**Problem set:**
1. In the Coyote riff transcript below, reproduce everything from "MIKE NELSON: Man, I" down to "snaps awake, puzzled." word for word.
2. In the Coyote riff transcript below, what does the tiny sign next to the road read?
3. Continue the Coyote riff transcript below from its last line.

┌─ Selection

MIKE NELSON: Man, I thought we were never going to learn how he brushes his teeth.

>He begins to brush his teeth with the tree, then snaps awake, puzzled.

CROW (Wile E. Coyote): My toothpaste tastes like pine pitch!

MIKE NELSON (Wile E. Coyote): I've got an Earth Firster stuck in my molar!

TOM SERVO: Then he tries to floss with a power line and electrocutes himself.


>The giant Coyote looks around himself, disoriented by the view.

CROW: Wile E. Coyote, meet Weird O. Peyote.

>He leans over and looks at a tiny cow behind a fence.

MIKE NELSON (Cow): Hey, you're a big guy, can you spring me?

>The cow licks the end of his nose, causing him to straighten up and wipe off his nose.

TOM SERVO: That reminds me. I understand they're marketing a new coyote-snot flavored breath mint for cows.

MIKE NELSON: Really?

TOM SERVO: Yeah!

MIKE NELSON: No, they're not.

TOM SERVO: Oh, okay.

>The Coyote spots a tiny sign next to a road. Dropping to his hands and knees, he can just make out the sign, which reads "Welcome to Lilliput Junction".

MIKE NELSON (Sings): And here's Uncle Joe, he's been moving kind of slow, at the Junction!

CROW and TOM SERVO (Sing): Lilliput! Junction!

>As he rises to his knees and tries to figure things out, a tiny (by comparison) Road Runner shoots by on the railroad tracks that run by the riverbed.

CROW: Then he's a Railroad Track Runner. There's a difference.

>Concluding that his new height, about 100 feet in comparison to his surroundings, might be a decided advantage, the giant Coyote leaps onto the railroad tracks and chases the Road Runner.

TOM SERVO: He's going to have to eat about a billion of those just to to whet his appetite.


>The giant Coyote doesn't notice that the railroad track has become a trestle over a deep canyon, nor does he notice that the trestle abruptly enters a tunnel in the side of a mountain.

MIKE NELSON: Not the most observant super genius ever....

>As the Road Runner runs into the tunnel, the Coyote slams into the mountain and slides back down onto the trestle with his arms and legs dangling over the sides.

TOM SERVO (Roadrunner): Ha, ha! Safe!

>A small spot of light appears between his eyes, accompanied by the sound of an approaching train. The giant Coyote wraps his arms and legs around the railroad tracks, closes his eyes tightly and braces for impact.

CROW: So super genius here is a hundred feet tall, and he can't just step off the trestle. I want my MENSA membership fee back.

>The tiny train speeds out of the tunnel, rides up the giant Coyote's snout, over his head, between his ears, down his back and off of his tail, resuming its journey on the railroad track.

MIKE NELSON: Of course, this is Amtrak. It's against policy for the train to stay on the track without a good reason.

>Only after the sound of the train fades completely does the Coyote deem it safe to open his eyes.

TOM SERVO (Wile E. Coyote): All right, the train swerved!

└─
┌─ Provided material

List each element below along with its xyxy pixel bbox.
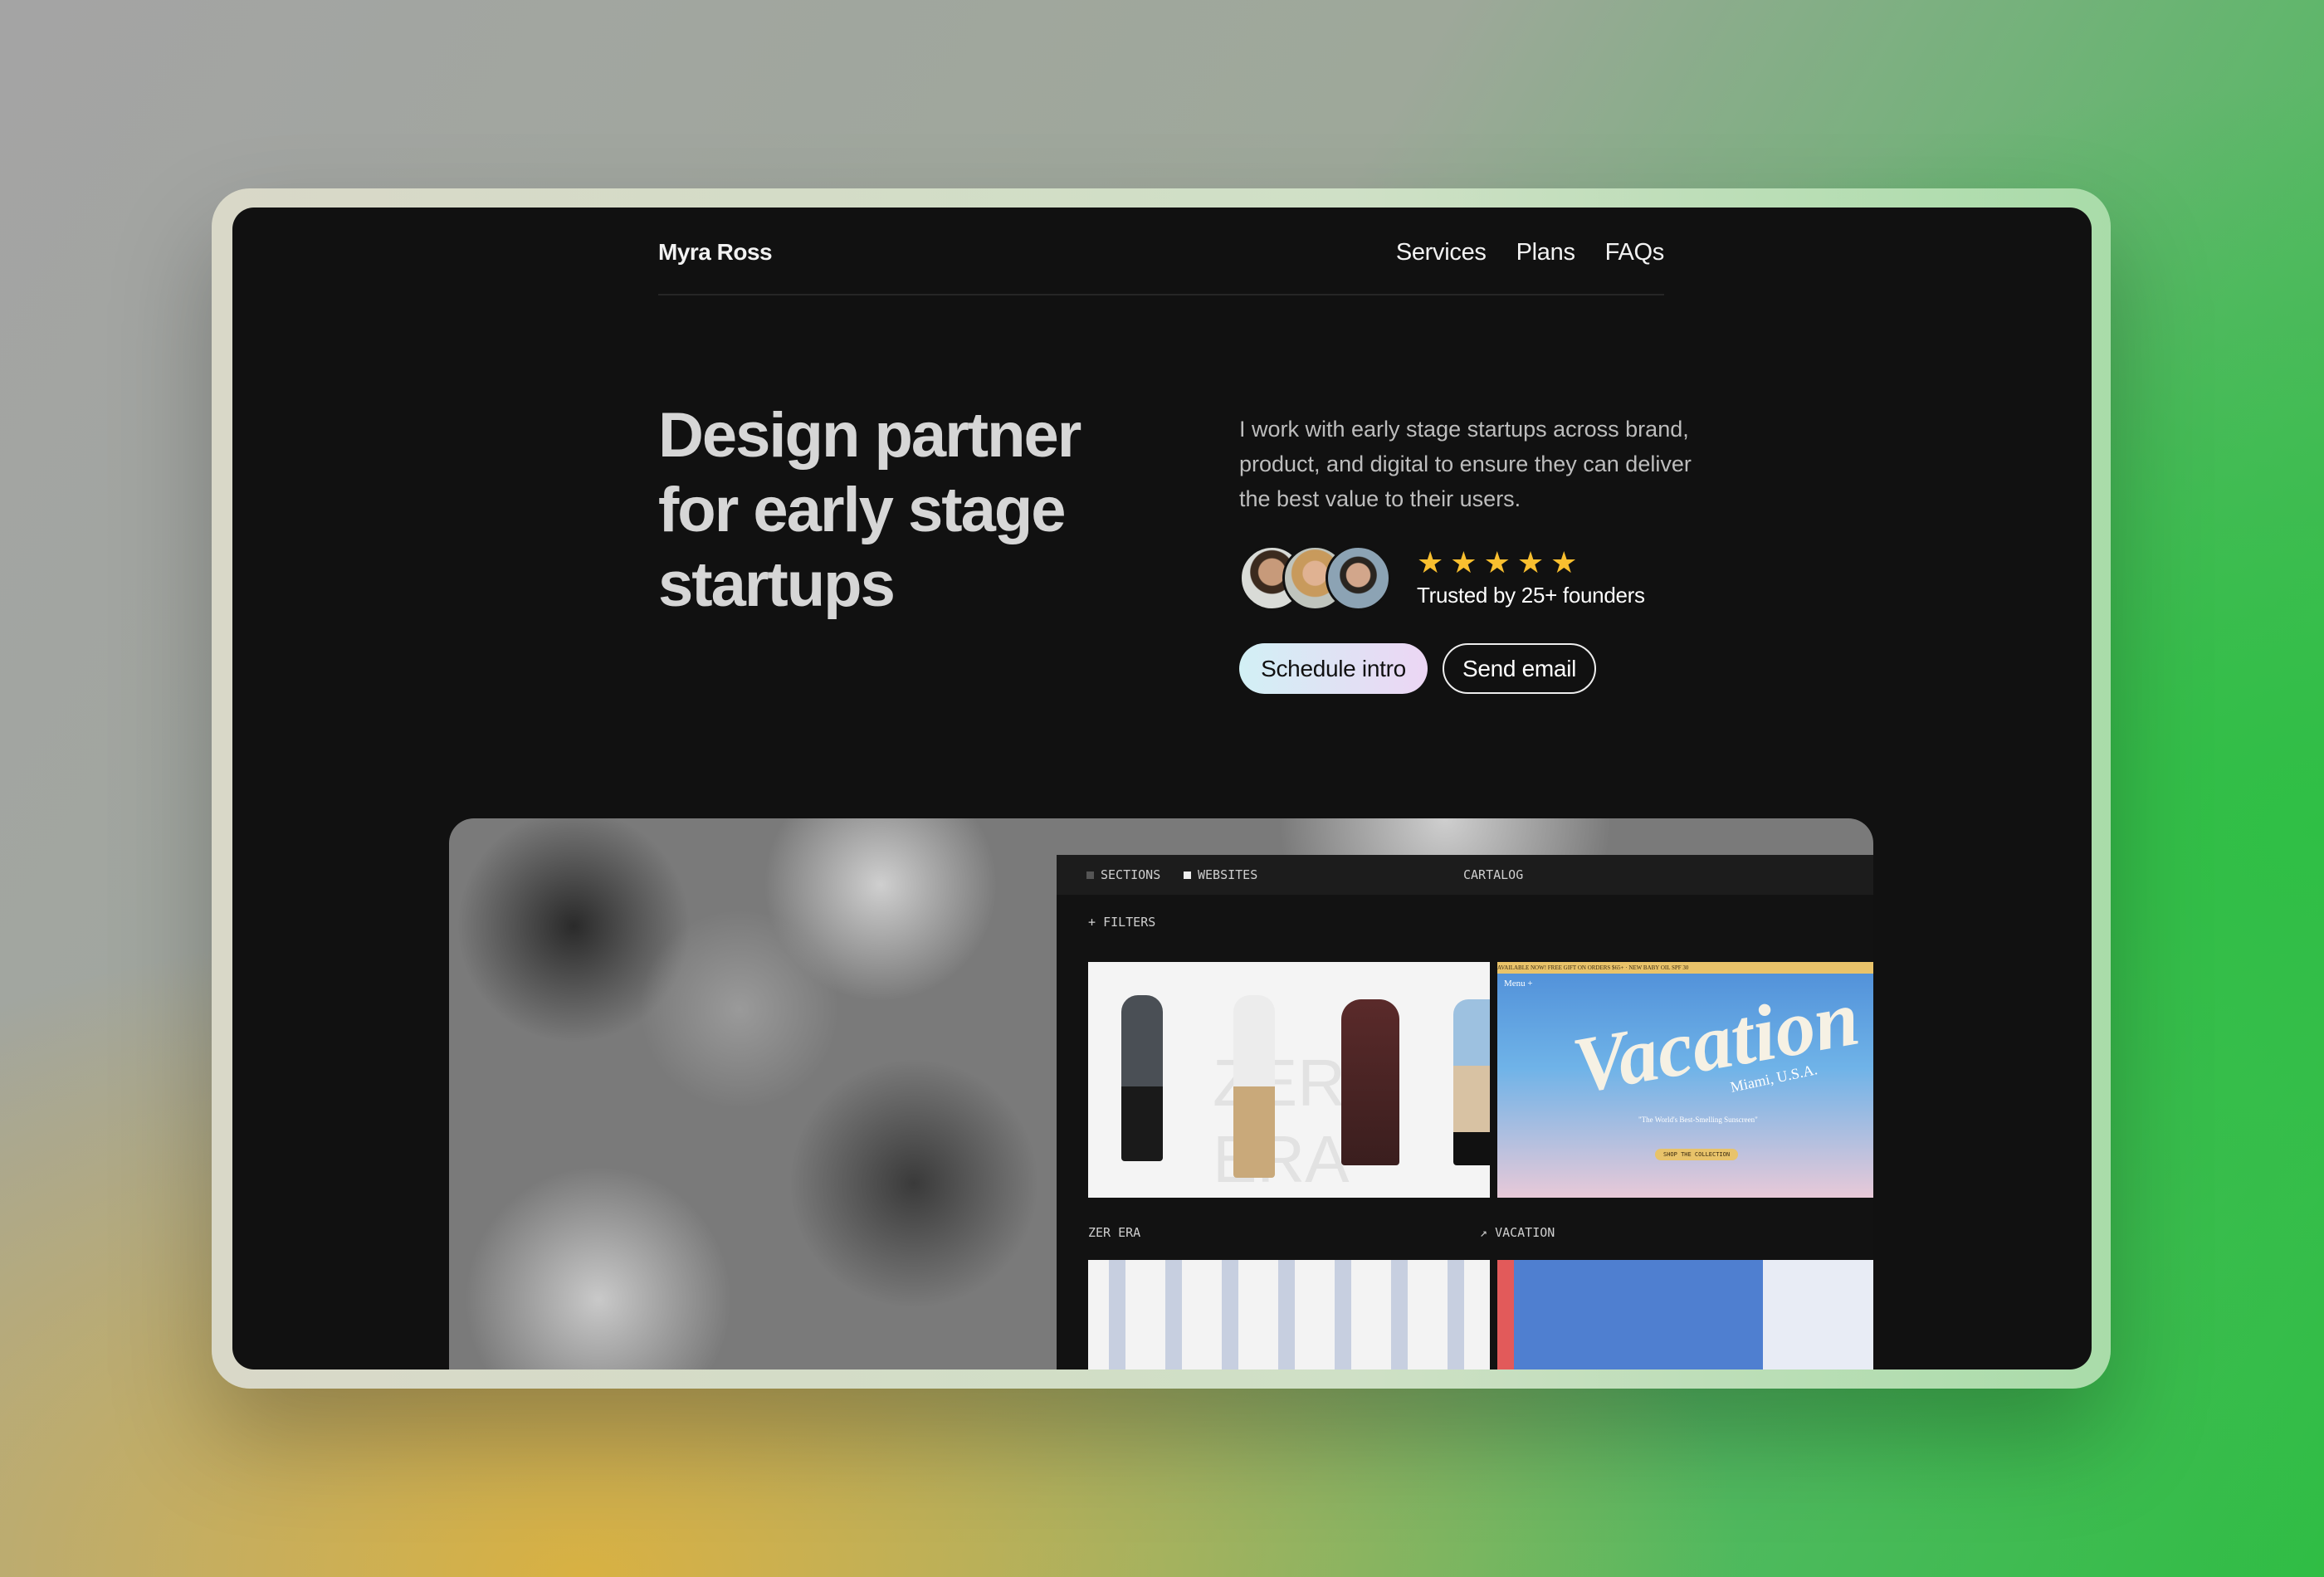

└─

**Results for each task:**
1.
MIKE NELSON: Man, I thought we were never going to learn how he brushes his teeth.

>He begins to brush his teeth with the tree, then snaps awake, puzzled.

2. The sign reads "Welcome to Lilliput Junction."

3.
>He blinks a couple times and sits upright on the railroad trestle. He inspects himself for damage, and, satisfied that he's still in one piece, carefully rises to his feet on the railroad trestle, just as the Road Runner rockets out of the tunnel and knocks him off of his feet.

CROW: Strong bird.

>The Coyote falls onto the railroad trestle, causing it to collapse in the middle. He grabs the remains of the trestle in an effort to break his fall and pulls the whole bridge into the canyon with him.

TOM SERVO: He crushes the trestle into the canyon, then he pulls it down into the canyon. Then when he lands it falls into the canyon on top of him.

MIKE NELSON: You've got the Coyote pattern down, Tom.

>We catch up with the giant Coyote at the bottom of the canyon with the wreckage of the bridge strewn around him. Two tiny police cruisers, with lights flashing and sirens wailing, arrive on the scene.

MIKE NELSON (Cop): You, the giant coyote hanging onto the broken trestle. Freeze!

TOM SERVO (Cop): You have the right to remain silent. You have the right to destroy Tokyo.

>The Coyote wearily rolls his eyes in their direction as the scene fades to black.

CROW: NOW we can leave. (Starts to leave.)


>The scene then fades up on an airfield.

CROW: Grrr!

MIKE NELSON: Fade up, fade in, same thing....

>Next to the ACME Air Freight hangar is a huge open box labeled "ONE (1) ACME FULL SIZE RAILROAD TRESTLE (Fast, Easy Assembly!)".

TOM SERVO: You'll have it finished within three years or your money back!

>Next, we see the plans for assembling the ACME FULL SIZE RAILROAD TRESTLE unfolded over a mountainside.

CROW: "Fast" and "easy" covers a MOUNTAINSIDE?!

MIKE NELSON: This isn't a railroad trestle, it's a swing set.

>Finally, we see the giant Coyote laying on his stomach and using a tiny, normal sized screwdriver to drive in the final screw while the 2 police cruisers sit nearby.

TOM SERVO (Cop): Think we should check out that robbery in progress?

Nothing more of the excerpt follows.